# TASK TO COMPLETE
Strip the pictures and reproduce the rest of the listing exactly.

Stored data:
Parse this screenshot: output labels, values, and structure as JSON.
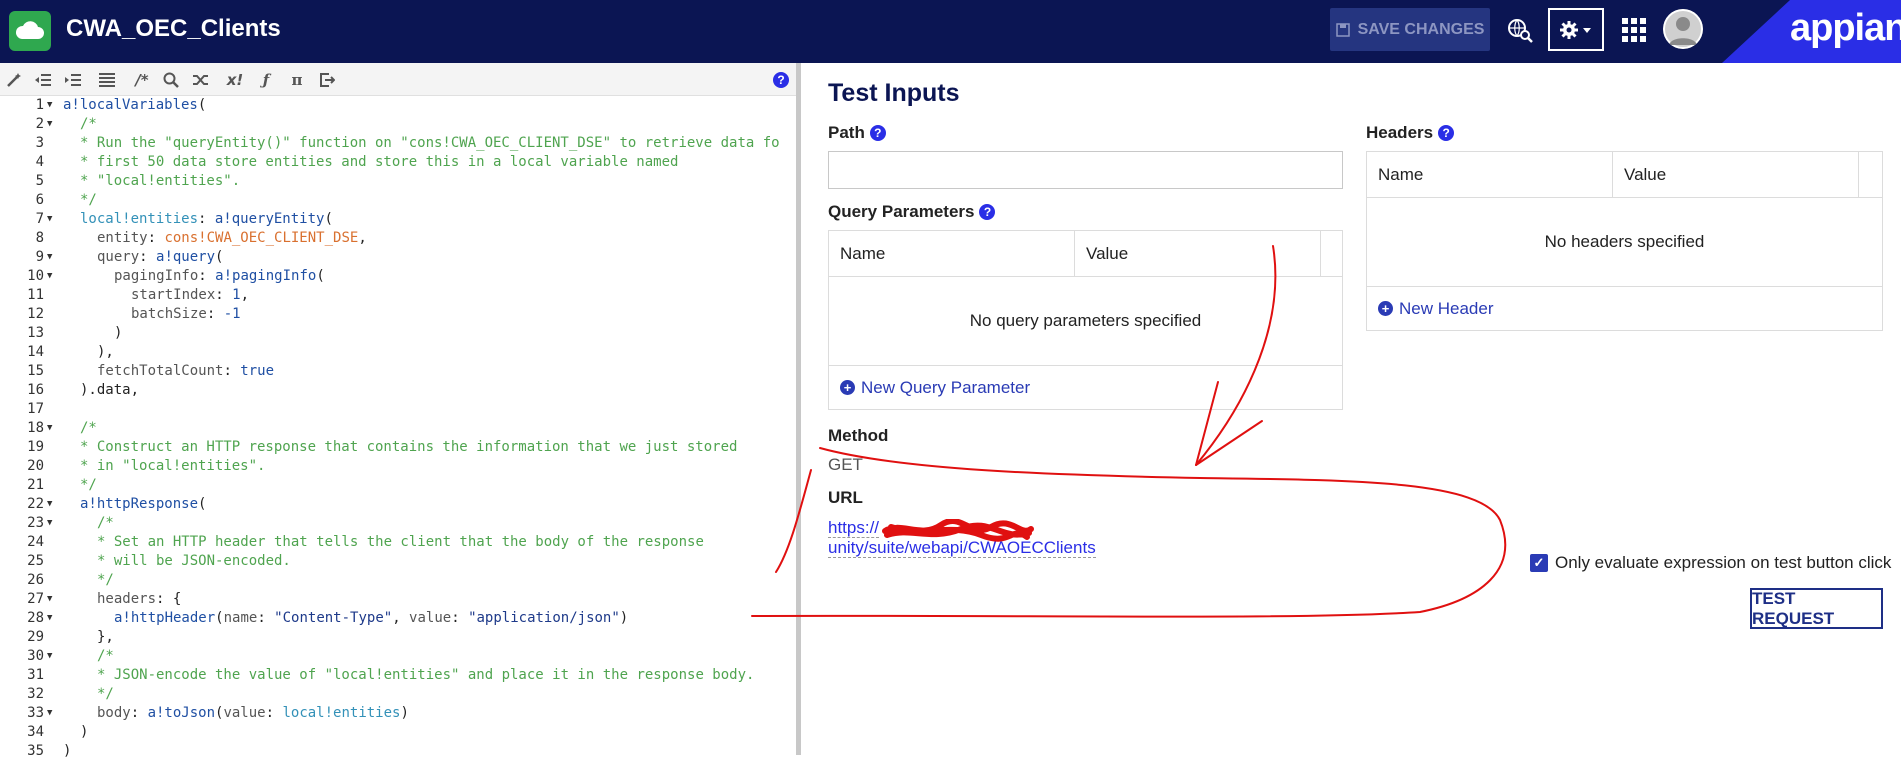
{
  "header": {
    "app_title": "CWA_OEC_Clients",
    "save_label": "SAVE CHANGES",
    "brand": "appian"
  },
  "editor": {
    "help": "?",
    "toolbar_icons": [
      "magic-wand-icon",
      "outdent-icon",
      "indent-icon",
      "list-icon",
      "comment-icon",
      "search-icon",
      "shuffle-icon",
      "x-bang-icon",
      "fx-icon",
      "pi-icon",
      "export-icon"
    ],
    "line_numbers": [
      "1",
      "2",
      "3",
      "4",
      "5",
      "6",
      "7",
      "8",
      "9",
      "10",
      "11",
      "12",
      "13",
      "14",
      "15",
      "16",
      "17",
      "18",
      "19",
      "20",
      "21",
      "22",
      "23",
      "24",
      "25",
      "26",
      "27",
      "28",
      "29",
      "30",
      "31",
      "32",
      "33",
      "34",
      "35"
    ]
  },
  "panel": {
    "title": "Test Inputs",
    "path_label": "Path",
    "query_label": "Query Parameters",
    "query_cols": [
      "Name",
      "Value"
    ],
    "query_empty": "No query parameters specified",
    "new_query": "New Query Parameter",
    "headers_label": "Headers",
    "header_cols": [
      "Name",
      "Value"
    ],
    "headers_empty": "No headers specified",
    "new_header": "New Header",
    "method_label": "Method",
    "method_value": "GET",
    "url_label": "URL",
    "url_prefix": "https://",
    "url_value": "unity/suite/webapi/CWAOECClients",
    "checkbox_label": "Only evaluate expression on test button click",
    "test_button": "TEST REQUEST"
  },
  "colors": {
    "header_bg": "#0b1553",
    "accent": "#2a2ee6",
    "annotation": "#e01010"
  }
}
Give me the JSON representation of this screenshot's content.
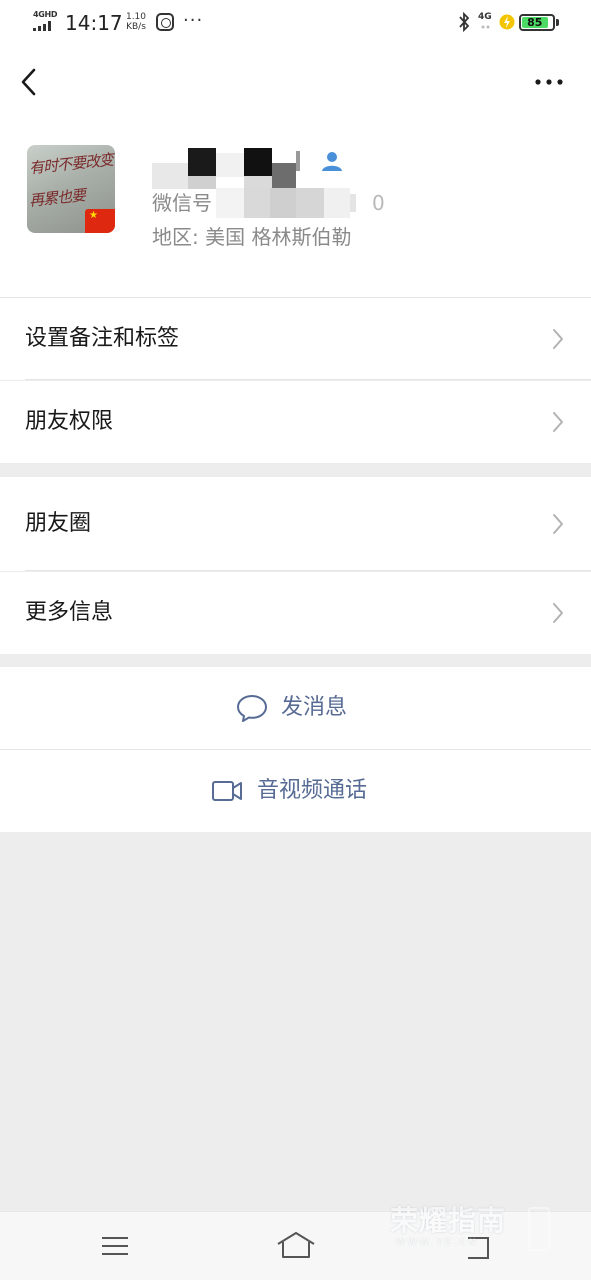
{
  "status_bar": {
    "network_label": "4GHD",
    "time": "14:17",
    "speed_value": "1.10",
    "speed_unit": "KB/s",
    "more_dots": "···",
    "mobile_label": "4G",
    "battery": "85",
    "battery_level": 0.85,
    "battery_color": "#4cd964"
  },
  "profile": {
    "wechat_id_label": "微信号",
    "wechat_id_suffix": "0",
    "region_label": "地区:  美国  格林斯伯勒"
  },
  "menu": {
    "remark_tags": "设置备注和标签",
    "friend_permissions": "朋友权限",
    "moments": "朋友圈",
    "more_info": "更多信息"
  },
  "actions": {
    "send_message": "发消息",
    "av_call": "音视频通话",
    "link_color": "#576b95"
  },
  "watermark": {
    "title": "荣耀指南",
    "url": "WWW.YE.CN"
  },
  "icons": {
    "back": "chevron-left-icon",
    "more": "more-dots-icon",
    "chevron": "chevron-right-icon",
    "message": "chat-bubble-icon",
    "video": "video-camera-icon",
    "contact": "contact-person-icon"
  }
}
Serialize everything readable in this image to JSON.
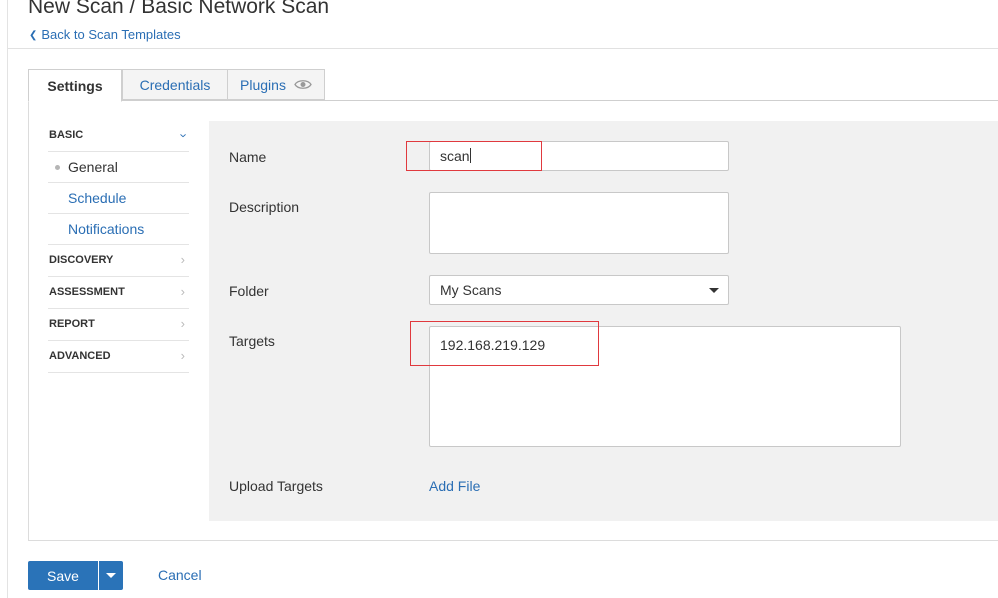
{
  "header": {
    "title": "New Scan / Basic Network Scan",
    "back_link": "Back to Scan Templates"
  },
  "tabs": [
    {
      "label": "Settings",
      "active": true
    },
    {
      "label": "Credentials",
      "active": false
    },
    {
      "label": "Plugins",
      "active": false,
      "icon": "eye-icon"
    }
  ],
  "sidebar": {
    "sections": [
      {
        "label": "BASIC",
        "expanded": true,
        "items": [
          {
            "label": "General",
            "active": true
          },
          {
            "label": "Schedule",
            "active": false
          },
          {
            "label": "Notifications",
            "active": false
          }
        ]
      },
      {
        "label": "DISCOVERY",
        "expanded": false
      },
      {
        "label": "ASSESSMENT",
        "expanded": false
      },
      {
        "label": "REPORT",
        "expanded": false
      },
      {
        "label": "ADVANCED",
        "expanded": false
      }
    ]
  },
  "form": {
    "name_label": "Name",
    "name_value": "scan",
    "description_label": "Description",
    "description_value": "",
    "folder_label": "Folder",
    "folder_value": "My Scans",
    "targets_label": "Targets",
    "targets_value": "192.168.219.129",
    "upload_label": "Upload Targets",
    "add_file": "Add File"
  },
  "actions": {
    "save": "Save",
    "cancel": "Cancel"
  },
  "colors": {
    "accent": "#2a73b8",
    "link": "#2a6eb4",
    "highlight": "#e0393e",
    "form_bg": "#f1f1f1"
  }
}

# EXERCISE OUTPUT
Parse this screenshot: output labels, values, and structure as JSON.
{
  "header": {
    "app_title": "CWA_OEC_Clients",
    "save_label": "SAVE CHANGES",
    "brand": "appian"
  },
  "editor": {
    "help": "?",
    "toolbar_icons": [
      "magic-wand-icon",
      "outdent-icon",
      "indent-icon",
      "list-icon",
      "comment-icon",
      "search-icon",
      "shuffle-icon",
      "x-bang-icon",
      "fx-icon",
      "pi-icon",
      "export-icon"
    ],
    "line_numbers": [
      "1",
      "2",
      "3",
      "4",
      "5",
      "6",
      "7",
      "8",
      "9",
      "10",
      "11",
      "12",
      "13",
      "14",
      "15",
      "16",
      "17",
      "18",
      "19",
      "20",
      "21",
      "22",
      "23",
      "24",
      "25",
      "26",
      "27",
      "28",
      "29",
      "30",
      "31",
      "32",
      "33",
      "34",
      "35"
    ]
  },
  "panel": {
    "title": "Test Inputs",
    "path_label": "Path",
    "query_label": "Query Parameters",
    "query_cols": [
      "Name",
      "Value"
    ],
    "query_empty": "No query parameters specified",
    "new_query": "New Query Parameter",
    "headers_label": "Headers",
    "header_cols": [
      "Name",
      "Value"
    ],
    "headers_empty": "No headers specified",
    "new_header": "New Header",
    "method_label": "Method",
    "method_value": "GET",
    "url_label": "URL",
    "url_prefix": "https://",
    "url_value": "unity/suite/webapi/CWAOECClients",
    "checkbox_label": "Only evaluate expression on test button click",
    "test_button": "TEST REQUEST"
  },
  "colors": {
    "header_bg": "#0b1553",
    "accent": "#2a2ee6",
    "annotation": "#e01010"
  }
}
Give me the JSON representation of this screenshot's content.
{
  "status_bar": {
    "network_label": "4GHD",
    "time": "14:17",
    "speed_value": "1.10",
    "speed_unit": "KB/s",
    "more_dots": "···",
    "mobile_label": "4G",
    "battery": "85",
    "battery_level": 0.85,
    "battery_color": "#4cd964"
  },
  "profile": {
    "wechat_id_label": "微信号",
    "wechat_id_suffix": "0",
    "region_label": "地区:  美国  格林斯伯勒"
  },
  "menu": {
    "remark_tags": "设置备注和标签",
    "friend_permissions": "朋友权限",
    "moments": "朋友圈",
    "more_info": "更多信息"
  },
  "actions": {
    "send_message": "发消息",
    "av_call": "音视频通话",
    "link_color": "#576b95"
  },
  "watermark": {
    "title": "荣耀指南",
    "url": "WWW.YE.CN"
  },
  "icons": {
    "back": "chevron-left-icon",
    "more": "more-dots-icon",
    "chevron": "chevron-right-icon",
    "message": "chat-bubble-icon",
    "video": "video-camera-icon",
    "contact": "contact-person-icon"
  }
}
Serialize everything readable in this image to JSON.
{
  "header": {
    "title": "New Scan / Basic Network Scan",
    "back_link": "Back to Scan Templates"
  },
  "tabs": [
    {
      "label": "Settings",
      "active": true
    },
    {
      "label": "Credentials",
      "active": false
    },
    {
      "label": "Plugins",
      "active": false,
      "icon": "eye-icon"
    }
  ],
  "sidebar": {
    "sections": [
      {
        "label": "BASIC",
        "expanded": true,
        "items": [
          {
            "label": "General",
            "active": true
          },
          {
            "label": "Schedule",
            "active": false
          },
          {
            "label": "Notifications",
            "active": false
          }
        ]
      },
      {
        "label": "DISCOVERY",
        "expanded": false
      },
      {
        "label": "ASSESSMENT",
        "expanded": false
      },
      {
        "label": "REPORT",
        "expanded": false
      },
      {
        "label": "ADVANCED",
        "expanded": false
      }
    ]
  },
  "form": {
    "name_label": "Name",
    "name_value": "scan",
    "description_label": "Description",
    "description_value": "",
    "folder_label": "Folder",
    "folder_value": "My Scans",
    "targets_label": "Targets",
    "targets_value": "192.168.219.129",
    "upload_label": "Upload Targets",
    "add_file": "Add File"
  },
  "actions": {
    "save": "Save",
    "cancel": "Cancel"
  },
  "colors": {
    "accent": "#2a73b8",
    "link": "#2a6eb4",
    "highlight": "#e0393e",
    "form_bg": "#f1f1f1"
  }
}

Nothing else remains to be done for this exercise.